BEGIN Provided data
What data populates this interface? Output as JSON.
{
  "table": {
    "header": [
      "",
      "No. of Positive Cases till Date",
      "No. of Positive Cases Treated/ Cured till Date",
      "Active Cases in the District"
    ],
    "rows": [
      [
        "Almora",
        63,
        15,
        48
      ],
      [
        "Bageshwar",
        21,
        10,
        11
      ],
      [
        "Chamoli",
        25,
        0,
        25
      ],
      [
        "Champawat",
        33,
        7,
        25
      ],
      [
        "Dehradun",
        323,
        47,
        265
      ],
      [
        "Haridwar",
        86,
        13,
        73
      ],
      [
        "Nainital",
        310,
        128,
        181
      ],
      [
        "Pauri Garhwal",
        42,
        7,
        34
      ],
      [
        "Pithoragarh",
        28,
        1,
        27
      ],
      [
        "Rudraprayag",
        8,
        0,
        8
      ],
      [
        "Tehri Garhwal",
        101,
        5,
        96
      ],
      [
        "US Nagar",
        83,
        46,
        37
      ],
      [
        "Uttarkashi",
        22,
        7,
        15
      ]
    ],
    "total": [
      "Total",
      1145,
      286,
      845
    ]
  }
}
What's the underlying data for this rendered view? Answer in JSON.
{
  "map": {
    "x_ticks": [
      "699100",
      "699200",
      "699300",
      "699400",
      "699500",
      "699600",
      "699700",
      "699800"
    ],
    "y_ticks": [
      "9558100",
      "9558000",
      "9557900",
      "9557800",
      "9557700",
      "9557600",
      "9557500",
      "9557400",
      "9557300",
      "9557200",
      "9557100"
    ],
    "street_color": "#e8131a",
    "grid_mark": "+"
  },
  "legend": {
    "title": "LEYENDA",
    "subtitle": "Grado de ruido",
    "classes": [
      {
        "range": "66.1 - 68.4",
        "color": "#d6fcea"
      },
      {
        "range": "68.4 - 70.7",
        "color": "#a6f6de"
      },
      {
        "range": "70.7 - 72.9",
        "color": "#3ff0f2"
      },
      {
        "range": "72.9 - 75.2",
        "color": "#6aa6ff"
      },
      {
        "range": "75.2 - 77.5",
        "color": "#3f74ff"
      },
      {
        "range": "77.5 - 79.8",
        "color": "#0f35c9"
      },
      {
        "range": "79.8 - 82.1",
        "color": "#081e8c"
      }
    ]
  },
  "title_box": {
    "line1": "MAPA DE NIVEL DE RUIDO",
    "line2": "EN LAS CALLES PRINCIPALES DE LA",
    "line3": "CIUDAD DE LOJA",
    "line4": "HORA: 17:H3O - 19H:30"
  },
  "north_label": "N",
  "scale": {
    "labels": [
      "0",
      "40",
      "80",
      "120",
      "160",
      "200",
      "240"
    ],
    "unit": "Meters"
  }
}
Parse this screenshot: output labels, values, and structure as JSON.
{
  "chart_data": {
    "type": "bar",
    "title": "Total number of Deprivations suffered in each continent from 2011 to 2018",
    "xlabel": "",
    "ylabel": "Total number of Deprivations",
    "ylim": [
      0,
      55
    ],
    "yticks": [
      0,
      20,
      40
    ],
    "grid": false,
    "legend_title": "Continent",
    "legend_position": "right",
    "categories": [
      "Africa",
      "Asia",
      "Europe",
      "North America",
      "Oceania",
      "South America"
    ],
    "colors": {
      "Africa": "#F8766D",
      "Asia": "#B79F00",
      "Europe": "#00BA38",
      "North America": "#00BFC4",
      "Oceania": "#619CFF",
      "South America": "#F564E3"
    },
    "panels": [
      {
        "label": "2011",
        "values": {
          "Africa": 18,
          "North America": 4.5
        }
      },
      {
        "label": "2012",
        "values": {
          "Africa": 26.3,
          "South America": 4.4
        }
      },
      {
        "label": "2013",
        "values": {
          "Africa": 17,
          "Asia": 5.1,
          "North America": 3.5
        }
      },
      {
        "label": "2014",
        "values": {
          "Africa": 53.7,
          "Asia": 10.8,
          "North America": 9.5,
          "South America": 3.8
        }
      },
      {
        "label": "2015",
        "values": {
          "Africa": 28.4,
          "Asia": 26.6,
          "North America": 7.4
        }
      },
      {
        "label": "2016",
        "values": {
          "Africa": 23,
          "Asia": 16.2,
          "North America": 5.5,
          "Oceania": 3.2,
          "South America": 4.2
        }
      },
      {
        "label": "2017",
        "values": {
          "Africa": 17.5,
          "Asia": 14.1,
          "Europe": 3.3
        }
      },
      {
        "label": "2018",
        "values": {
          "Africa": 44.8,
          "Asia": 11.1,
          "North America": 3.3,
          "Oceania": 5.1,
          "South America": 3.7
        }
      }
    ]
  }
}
END Provided data
> **Directive**: Using the listing above, locate the lines that hold "Africa" and copy each one.

> **Exercise result**:
      "Africa",
      "Africa": "#F8766D",
          "Africa": 18,
          "Africa": 26.3,
          "Africa": 17,
          "Africa": 53.7,
          "Africa": 28.4,
          "Africa": 23,
          "Africa": 17.5,
          "Africa": 44.8,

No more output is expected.